EXERCISE DESCRIPTION → From the listing below, return each line that includes "Michael".

INFORMATION GIVEN →
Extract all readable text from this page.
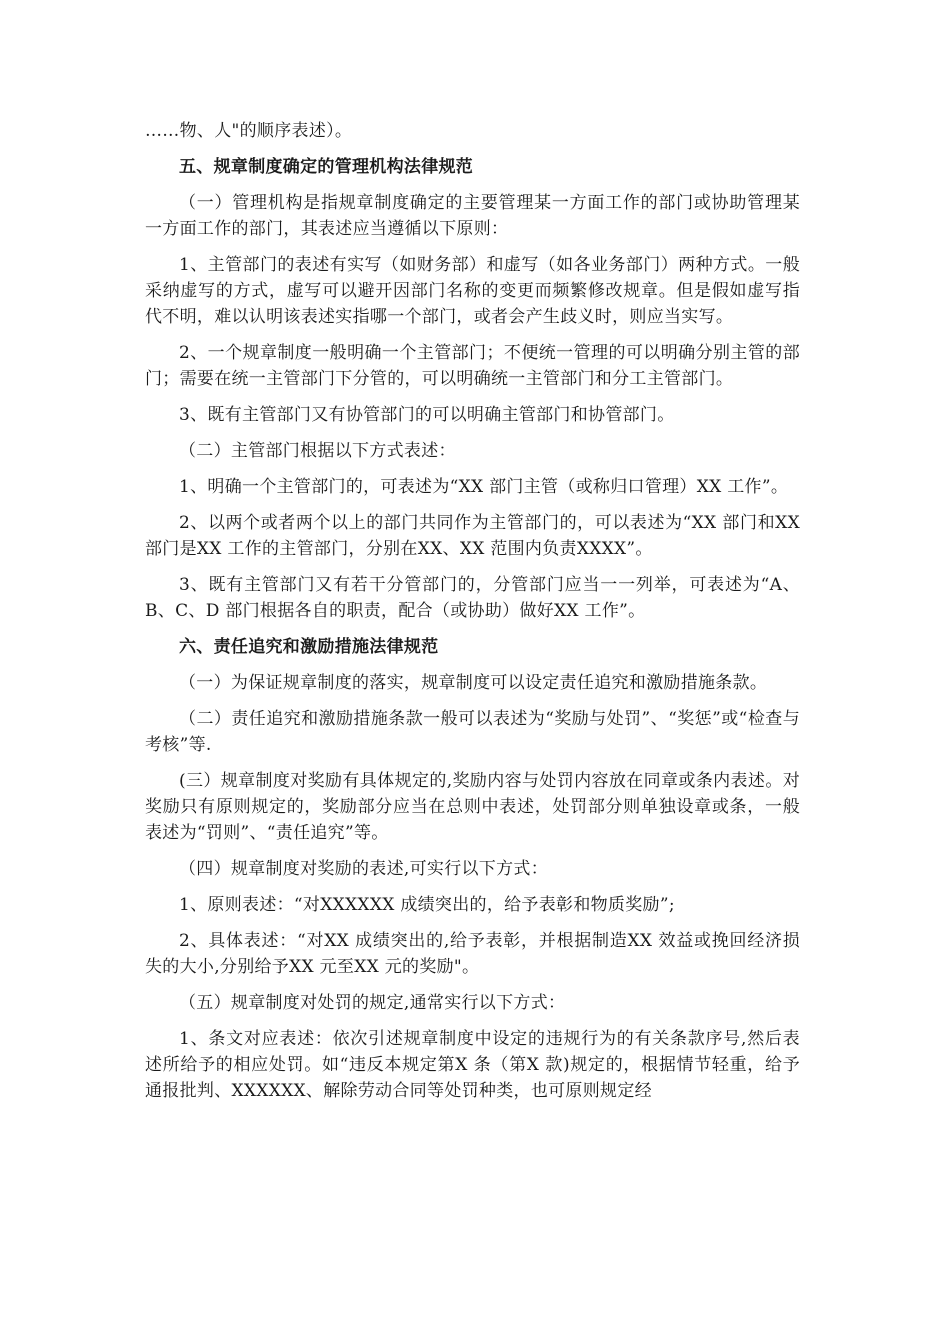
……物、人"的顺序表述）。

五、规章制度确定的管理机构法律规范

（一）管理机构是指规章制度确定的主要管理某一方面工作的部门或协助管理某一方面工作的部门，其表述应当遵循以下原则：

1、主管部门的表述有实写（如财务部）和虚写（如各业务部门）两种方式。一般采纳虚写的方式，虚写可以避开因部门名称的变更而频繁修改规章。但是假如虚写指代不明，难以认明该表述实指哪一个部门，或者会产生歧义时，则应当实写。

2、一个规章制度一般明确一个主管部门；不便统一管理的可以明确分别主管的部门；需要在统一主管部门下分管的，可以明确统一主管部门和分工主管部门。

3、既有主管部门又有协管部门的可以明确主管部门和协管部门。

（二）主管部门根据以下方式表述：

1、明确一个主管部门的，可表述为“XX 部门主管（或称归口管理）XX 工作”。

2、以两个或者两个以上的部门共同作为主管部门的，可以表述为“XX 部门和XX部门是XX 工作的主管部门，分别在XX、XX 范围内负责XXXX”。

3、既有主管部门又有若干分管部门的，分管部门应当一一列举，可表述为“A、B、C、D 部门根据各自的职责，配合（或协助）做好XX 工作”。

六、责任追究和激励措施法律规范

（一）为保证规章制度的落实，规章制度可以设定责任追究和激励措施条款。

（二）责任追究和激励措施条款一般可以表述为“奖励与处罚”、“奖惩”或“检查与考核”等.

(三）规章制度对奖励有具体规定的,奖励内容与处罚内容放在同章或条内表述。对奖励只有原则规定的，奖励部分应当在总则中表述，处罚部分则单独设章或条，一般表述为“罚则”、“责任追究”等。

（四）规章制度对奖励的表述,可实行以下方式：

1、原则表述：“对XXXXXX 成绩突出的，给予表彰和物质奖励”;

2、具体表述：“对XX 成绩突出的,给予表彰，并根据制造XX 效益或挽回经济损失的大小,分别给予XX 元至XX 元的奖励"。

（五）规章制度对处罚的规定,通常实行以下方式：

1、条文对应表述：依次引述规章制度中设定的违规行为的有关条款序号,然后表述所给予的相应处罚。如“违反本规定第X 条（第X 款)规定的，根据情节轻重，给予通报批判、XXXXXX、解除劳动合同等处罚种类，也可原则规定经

---

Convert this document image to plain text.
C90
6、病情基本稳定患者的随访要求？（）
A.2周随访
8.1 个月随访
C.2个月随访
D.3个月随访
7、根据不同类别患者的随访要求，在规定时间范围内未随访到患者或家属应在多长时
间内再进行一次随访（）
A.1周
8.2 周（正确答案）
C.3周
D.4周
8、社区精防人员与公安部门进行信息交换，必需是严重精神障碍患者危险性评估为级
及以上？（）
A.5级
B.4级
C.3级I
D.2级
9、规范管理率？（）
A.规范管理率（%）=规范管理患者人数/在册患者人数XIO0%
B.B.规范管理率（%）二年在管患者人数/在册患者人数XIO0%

--

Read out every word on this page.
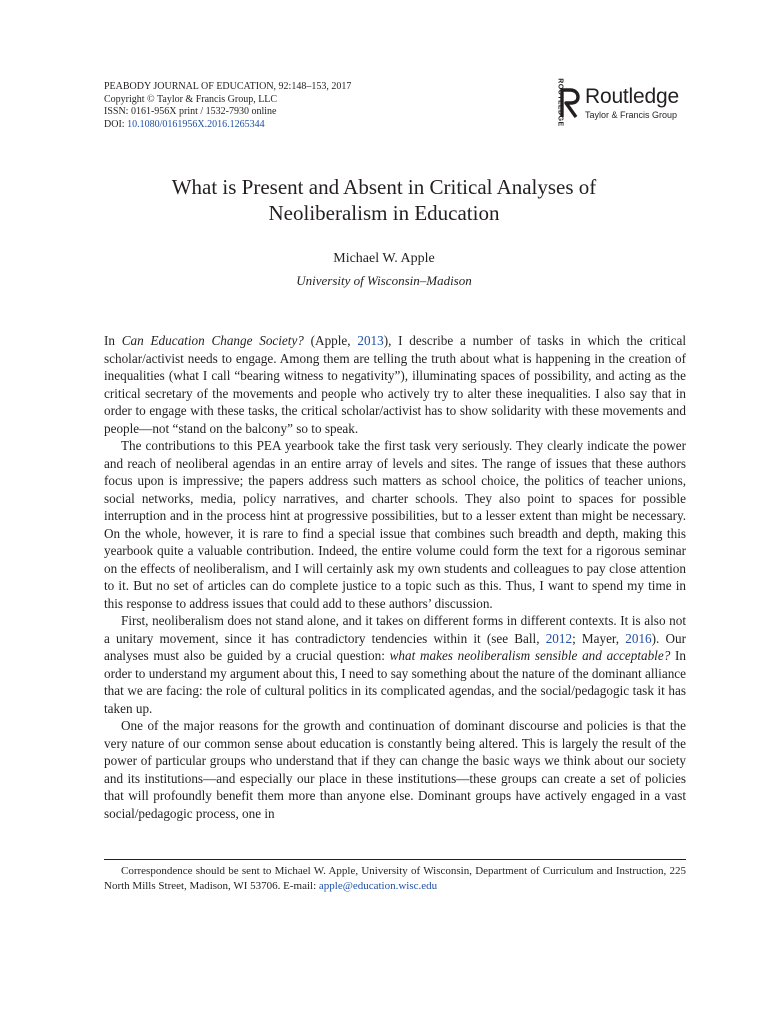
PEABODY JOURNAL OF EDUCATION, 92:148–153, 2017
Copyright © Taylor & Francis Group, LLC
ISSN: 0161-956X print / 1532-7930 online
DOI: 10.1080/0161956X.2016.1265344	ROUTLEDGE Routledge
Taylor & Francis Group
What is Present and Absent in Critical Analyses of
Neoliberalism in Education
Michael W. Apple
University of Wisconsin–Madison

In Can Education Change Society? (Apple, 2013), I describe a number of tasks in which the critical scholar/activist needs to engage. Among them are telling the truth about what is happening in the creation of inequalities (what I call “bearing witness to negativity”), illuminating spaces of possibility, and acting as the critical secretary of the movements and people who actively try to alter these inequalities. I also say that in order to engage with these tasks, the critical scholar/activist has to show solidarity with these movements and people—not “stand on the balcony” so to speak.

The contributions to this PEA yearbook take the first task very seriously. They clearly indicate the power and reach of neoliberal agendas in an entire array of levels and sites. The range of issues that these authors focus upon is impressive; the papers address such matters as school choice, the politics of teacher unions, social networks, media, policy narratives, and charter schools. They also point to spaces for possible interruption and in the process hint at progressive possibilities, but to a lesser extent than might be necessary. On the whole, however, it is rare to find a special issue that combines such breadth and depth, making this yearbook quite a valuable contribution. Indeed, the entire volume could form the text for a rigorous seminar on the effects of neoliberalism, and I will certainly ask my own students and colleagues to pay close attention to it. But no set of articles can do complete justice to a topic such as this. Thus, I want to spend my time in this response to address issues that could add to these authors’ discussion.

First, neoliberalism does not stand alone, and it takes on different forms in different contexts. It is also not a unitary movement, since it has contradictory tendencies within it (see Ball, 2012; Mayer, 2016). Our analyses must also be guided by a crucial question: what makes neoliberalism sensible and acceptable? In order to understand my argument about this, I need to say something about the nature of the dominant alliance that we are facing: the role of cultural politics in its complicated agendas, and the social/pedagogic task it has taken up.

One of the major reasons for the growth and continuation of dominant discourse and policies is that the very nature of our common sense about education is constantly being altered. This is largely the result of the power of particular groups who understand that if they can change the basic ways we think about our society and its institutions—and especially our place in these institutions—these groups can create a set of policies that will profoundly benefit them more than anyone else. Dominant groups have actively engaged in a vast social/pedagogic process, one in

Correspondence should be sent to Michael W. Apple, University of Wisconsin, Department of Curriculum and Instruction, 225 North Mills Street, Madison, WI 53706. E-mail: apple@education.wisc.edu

FULL SOLUTION →
Michael W. Apple
Correspondence should be sent to Michael W. Apple, University of Wisconsin, Department of Curriculum and Instruction, 225 North Mills Street, Madison, WI 53706. E-mail: apple@education.wisc.edu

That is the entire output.